Supplied data:

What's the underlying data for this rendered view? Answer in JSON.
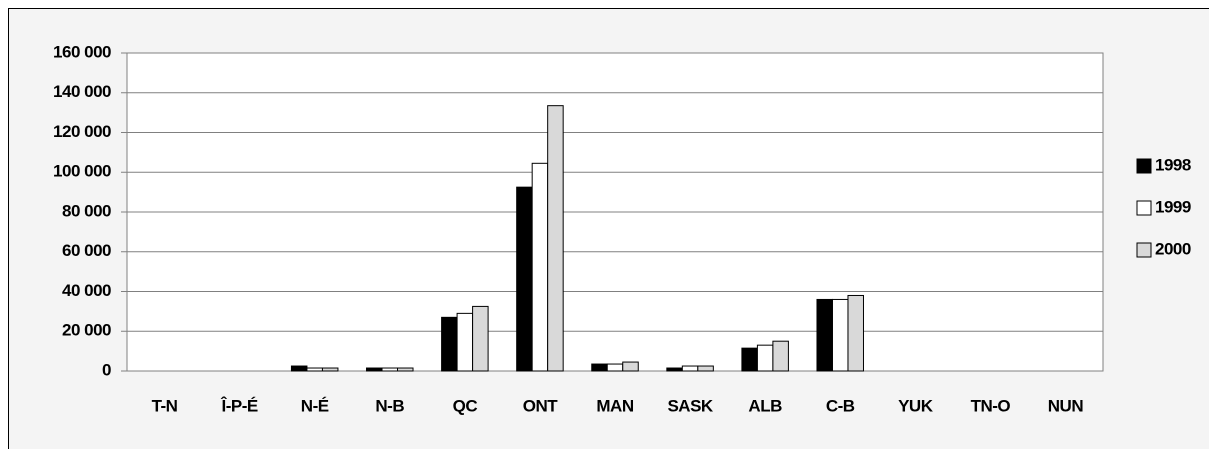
{
  "chart_data": {
    "type": "bar",
    "categories": [
      "T-N",
      "Î-P-É",
      "N-É",
      "N-B",
      "QC",
      "ONT",
      "MAN",
      "SASK",
      "ALB",
      "C-B",
      "YUK",
      "TN-O",
      "NUN"
    ],
    "series": [
      {
        "name": "1998",
        "color": "#000000",
        "values": [
          0,
          0,
          2500,
          1500,
          27000,
          92500,
          3500,
          1500,
          11500,
          36000,
          0,
          0,
          0
        ]
      },
      {
        "name": "1999",
        "color": "#ffffff",
        "values": [
          0,
          0,
          1500,
          1500,
          29000,
          104500,
          3500,
          2500,
          13000,
          36000,
          0,
          0,
          0
        ]
      },
      {
        "name": "2000",
        "color": "#d9d9d9",
        "values": [
          0,
          0,
          1500,
          1500,
          32500,
          133500,
          4500,
          2500,
          15000,
          38000,
          0,
          0,
          0
        ]
      }
    ],
    "ylim": [
      0,
      160000
    ],
    "yticks": [
      0,
      {
        "value": 20000,
        "label": "20 000"
      },
      {
        "value": 40000,
        "label": "40 000"
      },
      {
        "value": 60000,
        "label": "60 000"
      },
      {
        "value": 80000,
        "label": "80 000"
      },
      {
        "value": 100000,
        "label": "100 000"
      },
      {
        "value": 120000,
        "label": "120 000"
      },
      {
        "value": 140000,
        "label": "140 000"
      },
      {
        "value": 160000,
        "label": "160 000"
      }
    ],
    "grid": true,
    "legend": "right"
  }
}
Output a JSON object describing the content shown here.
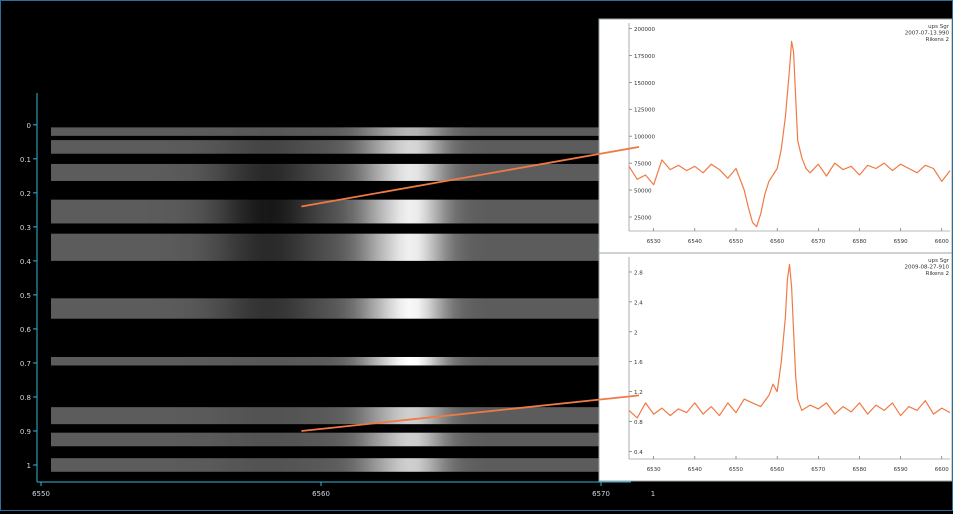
{
  "chart_data": [
    {
      "type": "heatmap",
      "x_ticks": [
        "6550",
        "6560",
        "6570"
      ],
      "x_tick_values": [
        6550,
        6560,
        6570
      ],
      "x_extra_tick": "1",
      "y_ticks": [
        "0",
        "0.1",
        "0.2",
        "0.3",
        "0.4",
        "0.5",
        "0.6",
        "0.7",
        "0.8",
        "0.9",
        "1"
      ],
      "y_tick_values": [
        0,
        0.1,
        0.2,
        0.3,
        0.4,
        0.5,
        0.6,
        0.7,
        0.8,
        0.9,
        1
      ],
      "xlim": [
        6550,
        6571
      ],
      "ylim": [
        -0.07,
        1.05
      ],
      "colormap": [
        "#000000",
        "#ffffff"
      ],
      "phase_strips": [
        {
          "phase": 0.02,
          "height": 0.025,
          "absorption": 0.05,
          "emission": 0.55
        },
        {
          "phase": 0.065,
          "height": 0.04,
          "absorption": 0.25,
          "emission": 0.75
        },
        {
          "phase": 0.14,
          "height": 0.05,
          "absorption": 0.55,
          "emission": 0.85
        },
        {
          "phase": 0.255,
          "height": 0.07,
          "absorption": 0.75,
          "emission": 0.9
        },
        {
          "phase": 0.36,
          "height": 0.08,
          "absorption": 0.55,
          "emission": 0.9
        },
        {
          "phase": 0.54,
          "height": 0.06,
          "absorption": 0.45,
          "emission": 0.95
        },
        {
          "phase": 0.695,
          "height": 0.025,
          "absorption": 0.05,
          "emission": 1.0
        },
        {
          "phase": 0.855,
          "height": 0.05,
          "absorption": 0.1,
          "emission": 0.7
        },
        {
          "phase": 0.925,
          "height": 0.04,
          "absorption": 0.1,
          "emission": 0.7
        },
        {
          "phase": 1.0,
          "height": 0.04,
          "absorption": 0.1,
          "emission": 0.7
        }
      ],
      "strip_features": {
        "absorption_center": 6558.1,
        "absorption_width": 1.8,
        "emission_center": 6563.3,
        "emission_width": 1.1,
        "bright_left": 6562.0
      }
    },
    {
      "type": "line",
      "annotation": [
        "ups Sgr",
        "2007-07-13.990",
        "Rikens 2"
      ],
      "x_ticks": [
        6530,
        6540,
        6550,
        6560,
        6570,
        6580,
        6590,
        6600
      ],
      "xlim": [
        6524,
        6602
      ],
      "y_ticks": [
        25000,
        50000,
        75000,
        100000,
        125000,
        150000,
        175000,
        200000
      ],
      "y_tick_labels": [
        "25000",
        "50000",
        "75000",
        "100000",
        "125000",
        "150000",
        "175000",
        "200000"
      ],
      "ylim": [
        12000,
        205000
      ],
      "line_color": "#f07a45",
      "series": [
        {
          "x": [
            6524,
            6526,
            6528,
            6530,
            6532,
            6534,
            6536,
            6538,
            6540,
            6542,
            6544,
            6546,
            6548,
            6550,
            6552,
            6553,
            6554,
            6555,
            6556,
            6557,
            6558,
            6560,
            6561,
            6562,
            6563,
            6563.5,
            6564,
            6564.5,
            6565,
            6566,
            6567,
            6568,
            6570,
            6572,
            6574,
            6576,
            6578,
            6580,
            6582,
            6584,
            6586,
            6588,
            6590,
            6592,
            6594,
            6596,
            6598,
            6600,
            6602
          ],
          "y": [
            72000,
            60000,
            64000,
            55000,
            78000,
            69000,
            73000,
            68000,
            72000,
            66000,
            74000,
            69000,
            61000,
            70000,
            50000,
            34000,
            20000,
            16000,
            28000,
            46000,
            58000,
            70000,
            88000,
            118000,
            162000,
            188000,
            178000,
            135000,
            96000,
            80000,
            70000,
            66000,
            74000,
            63000,
            75000,
            69000,
            72000,
            64000,
            73000,
            70000,
            75000,
            68000,
            74000,
            70000,
            66000,
            73000,
            70000,
            58000,
            68000
          ]
        }
      ]
    },
    {
      "type": "line",
      "annotation": [
        "ups Sgr",
        "2009-08-27-910",
        "Rikens 2"
      ],
      "x_ticks": [
        6530,
        6540,
        6550,
        6560,
        6570,
        6580,
        6590,
        6600
      ],
      "xlim": [
        6524,
        6602
      ],
      "y_ticks": [
        0.4,
        0.8,
        1.2,
        1.6,
        2,
        2.4,
        2.8
      ],
      "y_tick_labels": [
        "0.4",
        "0.8",
        "1.2",
        "1.6",
        "2",
        "2.4",
        "2.8"
      ],
      "ylim": [
        0.3,
        3.0
      ],
      "line_color": "#f07a45",
      "series": [
        {
          "x": [
            6524,
            6526,
            6528,
            6530,
            6532,
            6534,
            6536,
            6538,
            6540,
            6542,
            6544,
            6546,
            6548,
            6550,
            6552,
            6554,
            6556,
            6558,
            6559,
            6560,
            6561,
            6562,
            6562.5,
            6563,
            6563.5,
            6564,
            6564.5,
            6565,
            6566,
            6568,
            6570,
            6572,
            6574,
            6576,
            6578,
            6580,
            6582,
            6584,
            6586,
            6588,
            6590,
            6592,
            6594,
            6596,
            6598,
            6600,
            6602
          ],
          "y": [
            0.95,
            0.85,
            1.05,
            0.9,
            0.98,
            0.88,
            0.97,
            0.92,
            1.05,
            0.9,
            1.0,
            0.88,
            1.05,
            0.92,
            1.1,
            1.05,
            1.0,
            1.15,
            1.3,
            1.2,
            1.6,
            2.2,
            2.7,
            2.9,
            2.6,
            2.0,
            1.4,
            1.1,
            0.95,
            1.02,
            0.97,
            1.05,
            0.9,
            1.0,
            0.93,
            1.05,
            0.9,
            1.02,
            0.95,
            1.05,
            0.88,
            1.0,
            0.95,
            1.08,
            0.9,
            0.98,
            0.92
          ]
        }
      ]
    }
  ],
  "connectors": [
    {
      "from_phase": 0.24,
      "from_wavelength": 6559.3,
      "to_flux": 90000,
      "color": "#f07a45"
    },
    {
      "from_phase": 0.9,
      "from_wavelength": 6559.3,
      "to_flux": 1.15,
      "color": "#f07a45"
    }
  ]
}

Exercise: Select, from the listing, all lines that include the word "JSON".

Written solution:
What's the underlying data for this rendered view? Answer in JSON.
Output a JSON object describing the content shown here.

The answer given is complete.